(Extracted data entries)

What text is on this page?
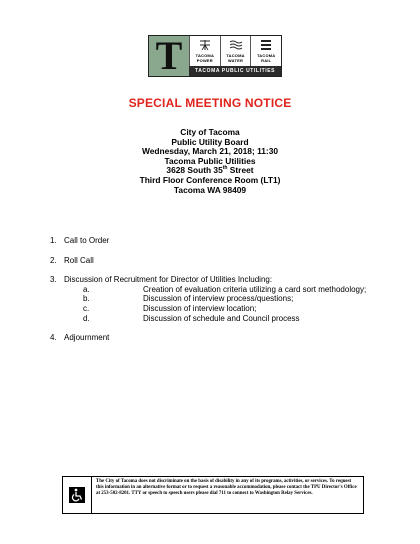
T	TACOMA
POWER
TACOMA
WATER
TACOMA
RAIL
TACOMA PUBLIC UTILITIES
SPECIAL MEETING NOTICE
City of Tacoma
Public Utility Board
Wednesday, March 21, 2018; 11:30
Tacoma Public Utilities
3628 South 35th Street
Third Floor Conference Room (LT1)
Tacoma WA 98409
1. Call to Order
2. Roll Call
3. Discussion of Recruitment for Director of Utilities Including:
a.	Creation of evaluation criteria utilizing a card sort methodology;
b.	Discussion of interview process/questions;
c.	Discussion of interview location;
d.	Discussion of schedule and Council process
4. Adjournment
The City of Tacoma does not discriminate on the basis of disability in any of its programs, activities, or services. To request this information in an alternative format or to request a reasonable accommodation, please contact the TPU Director's Office at 253-502-8201. TTY or speech to speech users please dial 711 to connect to Washington Relay Services.
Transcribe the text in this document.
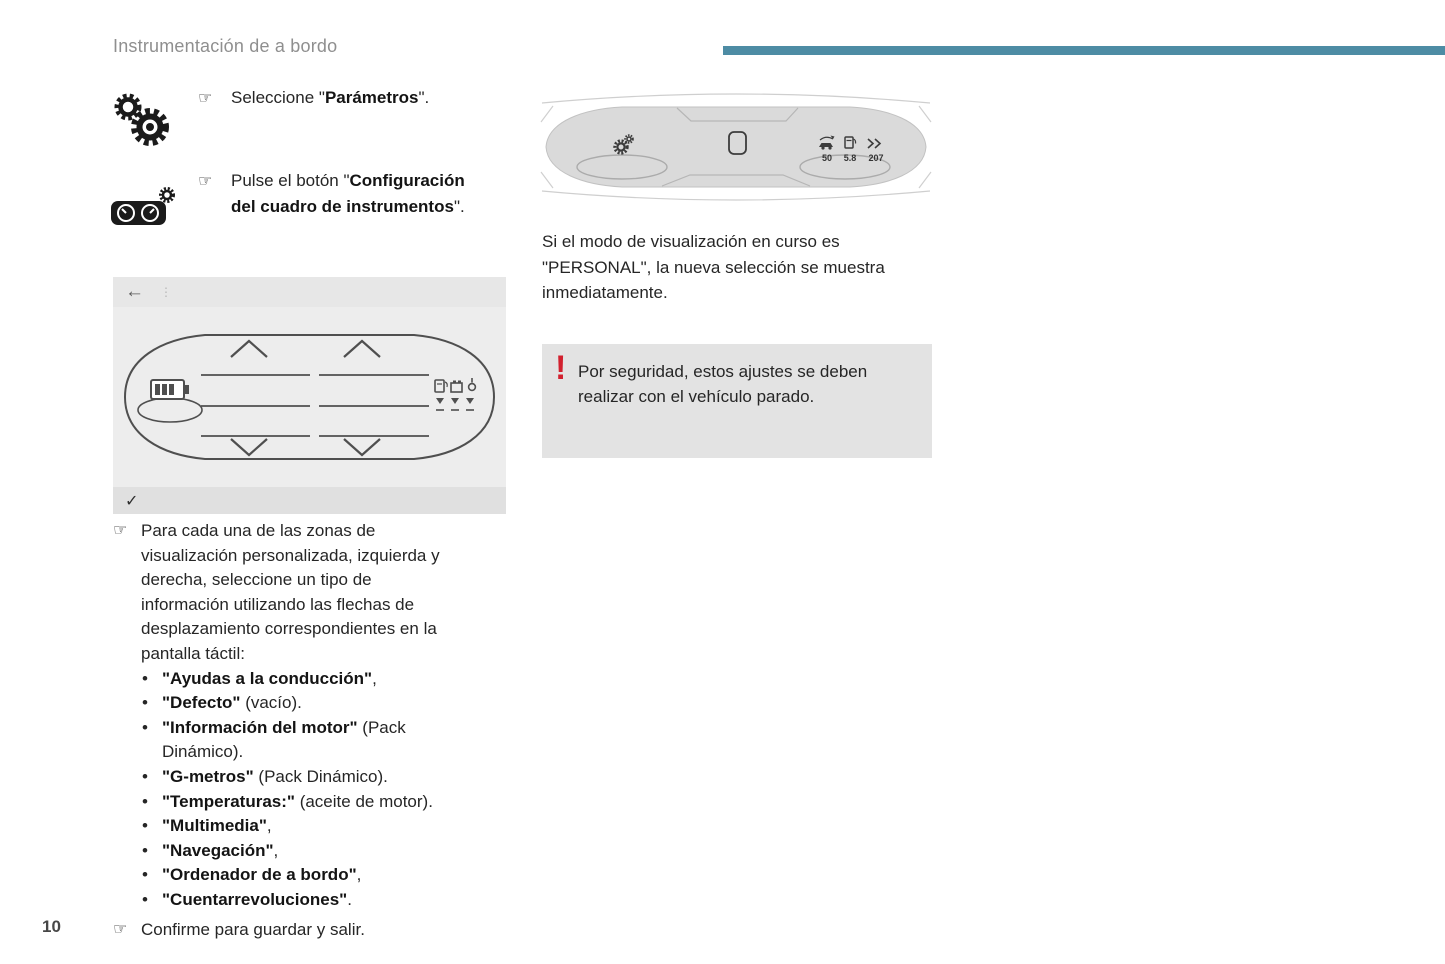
Instrumentación de a bordo
☞	Seleccione "Parámetros".
☞	Pulse el botón "Configuración del cuadro de instrumentos".
← ⋮
✓
☞ Para cada una de las zonas de visualización personalizada, izquierda y derecha, seleccione un tipo de información utilizando las flechas de desplazamiento correspondientes en la pantalla táctil:

• "Ayudas a la conducción",
• "Defecto" (vacío).
• "Información del motor" (Pack Dinámico).
• "G-metros" (Pack Dinámico).
• "Temperaturas:" (aceite de motor).
• "Multimedia",
• "Navegación",
• "Ordenador de a bordo",
• "Cuentarrevoluciones".
☞ Confirme para guardar y salir.

50 5.8 207

Si el modo de visualización en curso es "PERSONAL", la nueva selección se muestra inmediatamente.

! Por seguridad, estos ajustes se deben realizar con el vehículo parado.

10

## THE PROBLEM
Give every line back word for word and leave the pictures out.

## CORRECT RESPONSE
What text is on this page?
T	TACOMA
POWER
TACOMA
WATER
TACOMA
RAIL
TACOMA PUBLIC UTILITIES
SPECIAL MEETING NOTICE
City of Tacoma
Public Utility Board
Wednesday, March 21, 2018; 11:30
Tacoma Public Utilities
3628 South 35th Street
Third Floor Conference Room (LT1)
Tacoma WA 98409
1. Call to Order
2. Roll Call
3. Discussion of Recruitment for Director of Utilities Including:
a.	Creation of evaluation criteria utilizing a card sort methodology;
b.	Discussion of interview process/questions;
c.	Discussion of interview location;
d.	Discussion of schedule and Council process
4. Adjournment
The City of Tacoma does not discriminate on the basis of disability in any of its programs, activities, or services. To request this information in an alternative format or to request a reasonable accommodation, please contact the TPU Director's Office at 253-502-8201. TTY or speech to speech users please dial 711 to connect to Washington Relay Services.
Transcribe the text in this document.
Instrumentación de a bordo
☞	Seleccione "Parámetros".
☞	Pulse el botón "Configuración del cuadro de instrumentos".
← ⋮
✓
☞ Para cada una de las zonas de visualización personalizada, izquierda y derecha, seleccione un tipo de información utilizando las flechas de desplazamiento correspondientes en la pantalla táctil:

• "Ayudas a la conducción",
• "Defecto" (vacío).
• "Información del motor" (Pack Dinámico).
• "G-metros" (Pack Dinámico).
• "Temperaturas:" (aceite de motor).
• "Multimedia",
• "Navegación",
• "Ordenador de a bordo",
• "Cuentarrevoluciones".
☞ Confirme para guardar y salir.

50 5.8 207

Si el modo de visualización en curso es "PERSONAL", la nueva selección se muestra inmediatamente.

! Por seguridad, estos ajustes se deben realizar con el vehículo parado.

10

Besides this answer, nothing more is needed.